TASK: Search the material for the word "this" and report each line where it turns up.
* Start DATA SHOWN *
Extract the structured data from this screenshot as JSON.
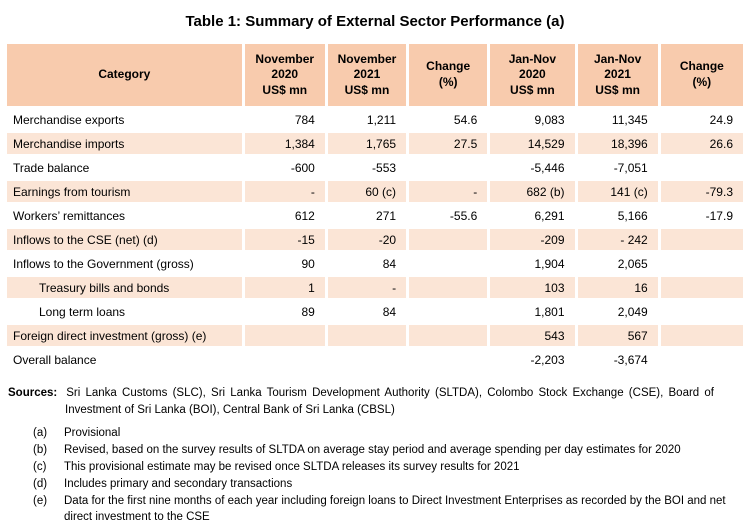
* End DATA SHOWN *
* Start DATA SHOWN *
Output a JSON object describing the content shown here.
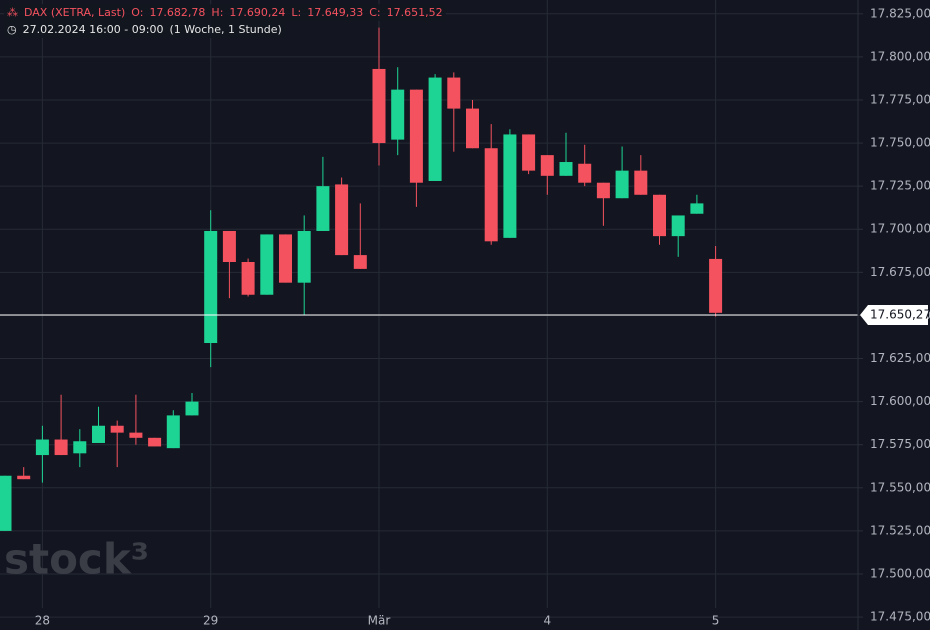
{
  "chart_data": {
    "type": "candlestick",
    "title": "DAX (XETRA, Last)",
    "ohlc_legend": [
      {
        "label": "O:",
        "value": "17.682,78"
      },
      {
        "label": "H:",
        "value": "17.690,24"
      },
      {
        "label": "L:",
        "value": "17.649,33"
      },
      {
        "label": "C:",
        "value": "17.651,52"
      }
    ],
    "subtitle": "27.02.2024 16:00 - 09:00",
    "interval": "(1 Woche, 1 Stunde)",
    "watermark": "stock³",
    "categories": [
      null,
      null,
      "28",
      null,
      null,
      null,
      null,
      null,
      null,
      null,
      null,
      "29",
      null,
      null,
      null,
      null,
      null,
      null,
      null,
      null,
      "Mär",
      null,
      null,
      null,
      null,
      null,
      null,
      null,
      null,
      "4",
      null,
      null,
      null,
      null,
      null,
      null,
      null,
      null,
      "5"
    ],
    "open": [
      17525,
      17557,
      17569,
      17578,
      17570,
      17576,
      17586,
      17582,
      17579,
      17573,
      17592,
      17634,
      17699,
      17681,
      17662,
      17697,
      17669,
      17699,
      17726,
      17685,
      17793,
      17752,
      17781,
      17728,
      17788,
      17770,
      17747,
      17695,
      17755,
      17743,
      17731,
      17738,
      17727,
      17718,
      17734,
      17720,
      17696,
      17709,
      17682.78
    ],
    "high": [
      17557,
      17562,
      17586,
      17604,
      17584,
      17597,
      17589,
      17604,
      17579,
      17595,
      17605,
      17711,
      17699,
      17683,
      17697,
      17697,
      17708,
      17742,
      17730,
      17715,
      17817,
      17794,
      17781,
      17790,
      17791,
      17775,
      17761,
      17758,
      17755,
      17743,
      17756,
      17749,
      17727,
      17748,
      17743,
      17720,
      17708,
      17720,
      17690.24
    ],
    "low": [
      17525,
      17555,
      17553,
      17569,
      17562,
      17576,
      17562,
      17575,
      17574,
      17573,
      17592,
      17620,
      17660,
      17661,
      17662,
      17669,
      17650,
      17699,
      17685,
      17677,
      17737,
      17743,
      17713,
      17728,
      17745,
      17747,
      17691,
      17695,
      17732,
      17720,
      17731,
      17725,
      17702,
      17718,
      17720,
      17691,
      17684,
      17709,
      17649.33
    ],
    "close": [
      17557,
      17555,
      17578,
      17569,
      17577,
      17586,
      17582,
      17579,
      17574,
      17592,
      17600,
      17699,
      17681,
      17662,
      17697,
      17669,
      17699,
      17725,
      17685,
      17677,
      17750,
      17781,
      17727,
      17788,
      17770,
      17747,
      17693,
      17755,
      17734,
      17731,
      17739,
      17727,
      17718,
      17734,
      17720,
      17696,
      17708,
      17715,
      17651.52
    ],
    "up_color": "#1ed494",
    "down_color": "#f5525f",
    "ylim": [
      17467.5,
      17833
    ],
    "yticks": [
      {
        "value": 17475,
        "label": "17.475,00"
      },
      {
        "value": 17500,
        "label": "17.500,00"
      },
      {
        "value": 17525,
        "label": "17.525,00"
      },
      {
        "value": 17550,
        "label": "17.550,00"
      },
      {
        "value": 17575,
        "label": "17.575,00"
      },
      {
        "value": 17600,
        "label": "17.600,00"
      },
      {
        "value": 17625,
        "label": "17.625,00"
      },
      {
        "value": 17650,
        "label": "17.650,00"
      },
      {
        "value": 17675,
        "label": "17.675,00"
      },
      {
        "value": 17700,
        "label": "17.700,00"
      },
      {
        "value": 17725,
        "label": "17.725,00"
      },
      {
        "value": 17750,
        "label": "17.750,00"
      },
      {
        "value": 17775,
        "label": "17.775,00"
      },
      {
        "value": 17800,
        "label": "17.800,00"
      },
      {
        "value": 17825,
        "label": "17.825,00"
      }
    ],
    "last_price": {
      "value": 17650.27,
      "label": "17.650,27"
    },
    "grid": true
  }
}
* End DATA SHOWN *
* Start DATA SHOWN *
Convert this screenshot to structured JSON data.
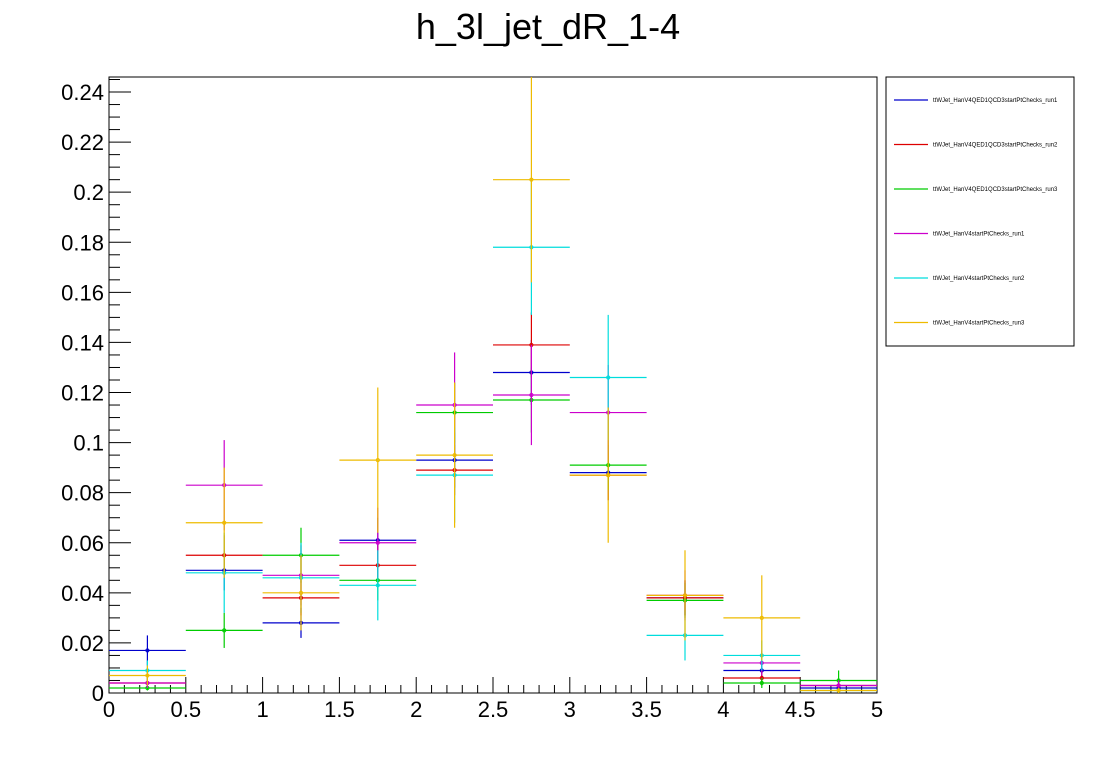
* End DATA SHOWN *
RIGHT ANSWER:
Extract the structured data from this screenshot as JSON.
Convert this screenshot to structured JSON data.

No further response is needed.